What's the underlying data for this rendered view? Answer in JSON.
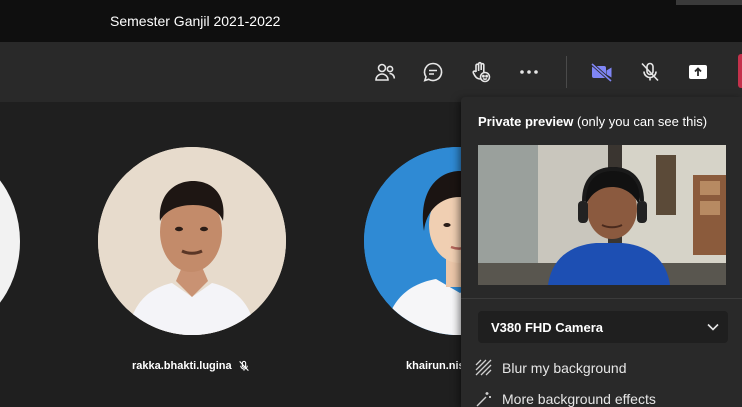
{
  "window": {
    "title": "Semester Ganjil 2021-2022"
  },
  "toolbar": {
    "icons": [
      "people-icon",
      "chat-icon",
      "raise-hand-icon",
      "more-icon",
      "camera-icon",
      "mic-off-icon",
      "share-icon"
    ]
  },
  "participants": [
    {
      "name": "rakka.bhakti.lugina",
      "muted": true
    },
    {
      "name": "khairun.nis"
    }
  ],
  "preview_panel": {
    "title_bold": "Private preview",
    "title_rest": " (only you can see this)",
    "camera_select": {
      "value": "V380 FHD Camera"
    },
    "options": [
      "Blur my background",
      "More background effects"
    ]
  },
  "colors": {
    "accent": "#7f85f5",
    "leave": "#c4314b",
    "bg": "#1f1f1f",
    "panel": "#292929"
  }
}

**WRITTEN REQUEST**: Every entry above needs to be retyped exactly; drop the pictures.

**RESPONSE**:
What's the underlying data for this rendered view? Answer in JSON.
{
  "window": {
    "title": "Semester Ganjil 2021-2022"
  },
  "toolbar": {
    "icons": [
      "people-icon",
      "chat-icon",
      "raise-hand-icon",
      "more-icon",
      "camera-icon",
      "mic-off-icon",
      "share-icon"
    ]
  },
  "participants": [
    {
      "name": "rakka.bhakti.lugina",
      "muted": true
    },
    {
      "name": "khairun.nis"
    }
  ],
  "preview_panel": {
    "title_bold": "Private preview",
    "title_rest": " (only you can see this)",
    "camera_select": {
      "value": "V380 FHD Camera"
    },
    "options": [
      "Blur my background",
      "More background effects"
    ]
  },
  "colors": {
    "accent": "#7f85f5",
    "leave": "#c4314b",
    "bg": "#1f1f1f",
    "panel": "#292929"
  }
}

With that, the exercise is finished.